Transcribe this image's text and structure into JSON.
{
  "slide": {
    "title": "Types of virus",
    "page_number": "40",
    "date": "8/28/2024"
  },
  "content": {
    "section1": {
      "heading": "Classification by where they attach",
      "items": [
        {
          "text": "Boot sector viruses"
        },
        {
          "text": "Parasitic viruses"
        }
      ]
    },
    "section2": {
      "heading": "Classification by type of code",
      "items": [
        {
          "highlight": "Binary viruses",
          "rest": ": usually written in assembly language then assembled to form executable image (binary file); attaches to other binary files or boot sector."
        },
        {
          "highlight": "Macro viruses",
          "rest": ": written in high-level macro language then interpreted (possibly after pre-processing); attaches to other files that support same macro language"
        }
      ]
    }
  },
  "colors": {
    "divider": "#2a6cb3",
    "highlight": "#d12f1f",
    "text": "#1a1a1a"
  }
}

|---|

— HOW TO COMPLETE THIS TASK —
When a line in the material above contains the word "other", copy that line out.

— YOUR SOLUTION —
          "rest": ": usually written in assembly language then assembled to form executable image (binary file); attaches to other binary files or boot sector."
          "rest": ": written in high-level macro language then interpreted (possibly after pre-processing); attaches to other files that support same macro language"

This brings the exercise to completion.